• _Records supplied_:
※
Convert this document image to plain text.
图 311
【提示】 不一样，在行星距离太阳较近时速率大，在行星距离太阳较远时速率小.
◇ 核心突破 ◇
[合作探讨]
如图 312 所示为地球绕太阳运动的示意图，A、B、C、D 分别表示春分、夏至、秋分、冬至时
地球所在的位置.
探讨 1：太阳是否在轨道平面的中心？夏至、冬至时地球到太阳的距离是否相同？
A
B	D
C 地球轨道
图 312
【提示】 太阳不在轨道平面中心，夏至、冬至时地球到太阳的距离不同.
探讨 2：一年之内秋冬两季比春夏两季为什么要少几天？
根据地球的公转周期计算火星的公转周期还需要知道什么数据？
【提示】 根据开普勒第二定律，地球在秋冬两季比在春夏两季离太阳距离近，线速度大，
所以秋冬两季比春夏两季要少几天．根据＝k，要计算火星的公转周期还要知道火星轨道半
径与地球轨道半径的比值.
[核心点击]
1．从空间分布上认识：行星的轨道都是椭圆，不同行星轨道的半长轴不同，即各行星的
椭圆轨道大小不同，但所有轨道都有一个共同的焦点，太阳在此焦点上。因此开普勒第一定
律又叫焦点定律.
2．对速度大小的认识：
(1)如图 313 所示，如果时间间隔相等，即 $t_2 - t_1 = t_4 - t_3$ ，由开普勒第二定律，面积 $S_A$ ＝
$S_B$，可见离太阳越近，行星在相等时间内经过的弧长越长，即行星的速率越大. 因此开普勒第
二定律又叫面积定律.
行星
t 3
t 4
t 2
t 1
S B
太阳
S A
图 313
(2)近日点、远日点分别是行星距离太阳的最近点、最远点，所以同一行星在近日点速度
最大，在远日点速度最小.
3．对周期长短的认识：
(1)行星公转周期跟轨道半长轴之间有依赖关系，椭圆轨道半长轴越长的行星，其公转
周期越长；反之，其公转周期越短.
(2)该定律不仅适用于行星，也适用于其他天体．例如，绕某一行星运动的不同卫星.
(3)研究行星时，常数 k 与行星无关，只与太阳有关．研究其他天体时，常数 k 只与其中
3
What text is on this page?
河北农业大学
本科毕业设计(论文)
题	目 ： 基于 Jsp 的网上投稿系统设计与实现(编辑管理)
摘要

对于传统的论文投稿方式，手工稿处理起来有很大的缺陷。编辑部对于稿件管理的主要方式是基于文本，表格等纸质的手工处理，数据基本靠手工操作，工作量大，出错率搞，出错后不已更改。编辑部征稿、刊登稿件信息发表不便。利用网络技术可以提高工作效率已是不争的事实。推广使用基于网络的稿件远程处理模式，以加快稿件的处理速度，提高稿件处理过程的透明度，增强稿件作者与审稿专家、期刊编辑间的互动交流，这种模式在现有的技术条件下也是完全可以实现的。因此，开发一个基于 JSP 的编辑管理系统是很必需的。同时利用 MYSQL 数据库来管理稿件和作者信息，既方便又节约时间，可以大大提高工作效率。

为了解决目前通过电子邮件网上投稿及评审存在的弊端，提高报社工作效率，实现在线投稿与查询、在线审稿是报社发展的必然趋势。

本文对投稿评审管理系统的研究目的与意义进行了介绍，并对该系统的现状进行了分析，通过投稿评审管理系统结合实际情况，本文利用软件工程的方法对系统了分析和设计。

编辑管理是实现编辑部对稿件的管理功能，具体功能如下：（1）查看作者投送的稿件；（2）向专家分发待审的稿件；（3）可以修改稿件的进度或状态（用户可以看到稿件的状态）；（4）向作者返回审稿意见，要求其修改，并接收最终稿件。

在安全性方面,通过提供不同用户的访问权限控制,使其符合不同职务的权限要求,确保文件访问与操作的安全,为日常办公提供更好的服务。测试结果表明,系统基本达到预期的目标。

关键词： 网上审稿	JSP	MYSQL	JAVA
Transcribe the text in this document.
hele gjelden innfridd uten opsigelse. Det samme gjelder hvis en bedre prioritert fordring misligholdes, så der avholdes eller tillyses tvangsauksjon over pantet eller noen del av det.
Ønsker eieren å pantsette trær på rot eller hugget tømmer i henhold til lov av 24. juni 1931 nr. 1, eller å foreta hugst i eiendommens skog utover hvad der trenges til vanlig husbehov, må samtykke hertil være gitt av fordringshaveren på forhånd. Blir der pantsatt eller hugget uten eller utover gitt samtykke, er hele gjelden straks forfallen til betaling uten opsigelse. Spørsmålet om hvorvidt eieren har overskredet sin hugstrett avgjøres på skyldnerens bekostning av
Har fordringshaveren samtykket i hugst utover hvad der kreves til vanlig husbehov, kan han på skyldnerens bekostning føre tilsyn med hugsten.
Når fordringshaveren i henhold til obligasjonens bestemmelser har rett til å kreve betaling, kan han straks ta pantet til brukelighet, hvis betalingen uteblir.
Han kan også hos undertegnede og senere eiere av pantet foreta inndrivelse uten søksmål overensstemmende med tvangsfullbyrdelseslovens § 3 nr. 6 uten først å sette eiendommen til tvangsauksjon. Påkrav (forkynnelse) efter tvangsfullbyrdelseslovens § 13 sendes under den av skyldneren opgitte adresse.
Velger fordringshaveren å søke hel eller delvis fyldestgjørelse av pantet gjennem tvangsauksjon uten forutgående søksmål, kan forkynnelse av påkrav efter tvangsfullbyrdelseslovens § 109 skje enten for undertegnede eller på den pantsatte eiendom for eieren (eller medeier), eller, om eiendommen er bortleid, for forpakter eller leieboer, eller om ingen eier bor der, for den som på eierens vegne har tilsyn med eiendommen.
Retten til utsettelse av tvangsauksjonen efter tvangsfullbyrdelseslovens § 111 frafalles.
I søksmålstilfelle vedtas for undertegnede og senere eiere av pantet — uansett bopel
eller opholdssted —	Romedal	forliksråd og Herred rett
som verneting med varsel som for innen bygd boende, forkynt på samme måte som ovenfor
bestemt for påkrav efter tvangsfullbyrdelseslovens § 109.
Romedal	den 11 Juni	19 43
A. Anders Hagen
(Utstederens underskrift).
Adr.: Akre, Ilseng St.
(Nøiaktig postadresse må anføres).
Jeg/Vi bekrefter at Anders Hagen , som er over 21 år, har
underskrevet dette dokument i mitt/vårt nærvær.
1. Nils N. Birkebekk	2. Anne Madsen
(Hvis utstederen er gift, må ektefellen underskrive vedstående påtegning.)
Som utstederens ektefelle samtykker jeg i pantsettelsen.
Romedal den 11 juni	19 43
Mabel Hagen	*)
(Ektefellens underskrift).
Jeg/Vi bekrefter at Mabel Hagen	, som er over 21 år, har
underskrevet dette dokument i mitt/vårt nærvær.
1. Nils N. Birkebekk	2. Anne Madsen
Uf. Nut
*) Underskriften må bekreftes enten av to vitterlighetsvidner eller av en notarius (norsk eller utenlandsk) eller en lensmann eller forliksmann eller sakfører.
※
• _Exercise prompt_:
The entries above must be returned exactly.

• _Final result_:
Convert this document image to plain text.
图 311
【提示】 不一样，在行星距离太阳较近时速率大，在行星距离太阳较远时速率小.
◇ 核心突破 ◇
[合作探讨]
如图 312 所示为地球绕太阳运动的示意图，A、B、C、D 分别表示春分、夏至、秋分、冬至时
地球所在的位置.
探讨 1：太阳是否在轨道平面的中心？夏至、冬至时地球到太阳的距离是否相同？
A
B	D
C 地球轨道
图 312
【提示】 太阳不在轨道平面中心，夏至、冬至时地球到太阳的距离不同.
探讨 2：一年之内秋冬两季比春夏两季为什么要少几天？
根据地球的公转周期计算火星的公转周期还需要知道什么数据？
【提示】 根据开普勒第二定律，地球在秋冬两季比在春夏两季离太阳距离近，线速度大，
所以秋冬两季比春夏两季要少几天．根据＝k，要计算火星的公转周期还要知道火星轨道半
径与地球轨道半径的比值.
[核心点击]
1．从空间分布上认识：行星的轨道都是椭圆，不同行星轨道的半长轴不同，即各行星的
椭圆轨道大小不同，但所有轨道都有一个共同的焦点，太阳在此焦点上。因此开普勒第一定
律又叫焦点定律.
2．对速度大小的认识：
(1)如图 313 所示，如果时间间隔相等，即 $t_2 - t_1 = t_4 - t_3$ ，由开普勒第二定律，面积 $S_A$ ＝
$S_B$，可见离太阳越近，行星在相等时间内经过的弧长越长，即行星的速率越大. 因此开普勒第
二定律又叫面积定律.
行星
t 3
t 4
t 2
t 1
S B
太阳
S A
图 313
(2)近日点、远日点分别是行星距离太阳的最近点、最远点，所以同一行星在近日点速度
最大，在远日点速度最小.
3．对周期长短的认识：
(1)行星公转周期跟轨道半长轴之间有依赖关系，椭圆轨道半长轴越长的行星，其公转
周期越长；反之，其公转周期越短.
(2)该定律不仅适用于行星，也适用于其他天体．例如，绕某一行星运动的不同卫星.
(3)研究行星时，常数 k 与行星无关，只与太阳有关．研究其他天体时，常数 k 只与其中
3
What text is on this page?
河北农业大学
本科毕业设计(论文)
题	目 ： 基于 Jsp 的网上投稿系统设计与实现(编辑管理)
摘要

对于传统的论文投稿方式，手工稿处理起来有很大的缺陷。编辑部对于稿件管理的主要方式是基于文本，表格等纸质的手工处理，数据基本靠手工操作，工作量大，出错率搞，出错后不已更改。编辑部征稿、刊登稿件信息发表不便。利用网络技术可以提高工作效率已是不争的事实。推广使用基于网络的稿件远程处理模式，以加快稿件的处理速度，提高稿件处理过程的透明度，增强稿件作者与审稿专家、期刊编辑间的互动交流，这种模式在现有的技术条件下也是完全可以实现的。因此，开发一个基于 JSP 的编辑管理系统是很必需的。同时利用 MYSQL 数据库来管理稿件和作者信息，既方便又节约时间，可以大大提高工作效率。

为了解决目前通过电子邮件网上投稿及评审存在的弊端，提高报社工作效率，实现在线投稿与查询、在线审稿是报社发展的必然趋势。

本文对投稿评审管理系统的研究目的与意义进行了介绍，并对该系统的现状进行了分析，通过投稿评审管理系统结合实际情况，本文利用软件工程的方法对系统了分析和设计。

编辑管理是实现编辑部对稿件的管理功能，具体功能如下：（1）查看作者投送的稿件；（2）向专家分发待审的稿件；（3）可以修改稿件的进度或状态（用户可以看到稿件的状态）；（4）向作者返回审稿意见，要求其修改，并接收最终稿件。

在安全性方面,通过提供不同用户的访问权限控制,使其符合不同职务的权限要求,确保文件访问与操作的安全,为日常办公提供更好的服务。测试结果表明,系统基本达到预期的目标。

关键词： 网上审稿	JSP	MYSQL	JAVA
Transcribe the text in this document.
hele gjelden innfridd uten opsigelse. Det samme gjelder hvis en bedre prioritert fordring misligholdes, så der avholdes eller tillyses tvangsauksjon over pantet eller noen del av det.
Ønsker eieren å pantsette trær på rot eller hugget tømmer i henhold til lov av 24. juni 1931 nr. 1, eller å foreta hugst i eiendommens skog utover hvad der trenges til vanlig husbehov, må samtykke hertil være gitt av fordringshaveren på forhånd. Blir der pantsatt eller hugget uten eller utover gitt samtykke, er hele gjelden straks forfallen til betaling uten opsigelse. Spørsmålet om hvorvidt eieren har overskredet sin hugstrett avgjøres på skyldnerens bekostning av
Har fordringshaveren samtykket i hugst utover hvad der kreves til vanlig husbehov, kan han på skyldnerens bekostning føre tilsyn med hugsten.
Når fordringshaveren i henhold til obligasjonens bestemmelser har rett til å kreve betaling, kan han straks ta pantet til brukelighet, hvis betalingen uteblir.
Han kan også hos undertegnede og senere eiere av pantet foreta inndrivelse uten søksmål overensstemmende med tvangsfullbyrdelseslovens § 3 nr. 6 uten først å sette eiendommen til tvangsauksjon. Påkrav (forkynnelse) efter tvangsfullbyrdelseslovens § 13 sendes under den av skyldneren opgitte adresse.
Velger fordringshaveren å søke hel eller delvis fyldestgjørelse av pantet gjennem tvangsauksjon uten forutgående søksmål, kan forkynnelse av påkrav efter tvangsfullbyrdelseslovens § 109 skje enten for undertegnede eller på den pantsatte eiendom for eieren (eller medeier), eller, om eiendommen er bortleid, for forpakter eller leieboer, eller om ingen eier bor der, for den som på eierens vegne har tilsyn med eiendommen.
Retten til utsettelse av tvangsauksjonen efter tvangsfullbyrdelseslovens § 111 frafalles.
I søksmålstilfelle vedtas for undertegnede og senere eiere av pantet — uansett bopel
eller opholdssted —	Romedal	forliksråd og Herred rett
som verneting med varsel som for innen bygd boende, forkynt på samme måte som ovenfor
bestemt for påkrav efter tvangsfullbyrdelseslovens § 109.
Romedal	den 11 Juni	19 43
A. Anders Hagen
(Utstederens underskrift).
Adr.: Akre, Ilseng St.
(Nøiaktig postadresse må anføres).
Jeg/Vi bekrefter at Anders Hagen , som er over 21 år, har
underskrevet dette dokument i mitt/vårt nærvær.
1. Nils N. Birkebekk	2. Anne Madsen
(Hvis utstederen er gift, må ektefellen underskrive vedstående påtegning.)
Som utstederens ektefelle samtykker jeg i pantsettelsen.
Romedal den 11 juni	19 43
Mabel Hagen	*)
(Ektefellens underskrift).
Jeg/Vi bekrefter at Mabel Hagen	, som er over 21 år, har
underskrevet dette dokument i mitt/vårt nærvær.
1. Nils N. Birkebekk	2. Anne Madsen
Uf. Nut
*) Underskriften må bekreftes enten av to vitterlighetsvidner eller av en notarius (norsk eller utenlandsk) eller en lensmann eller forliksmann eller sakfører.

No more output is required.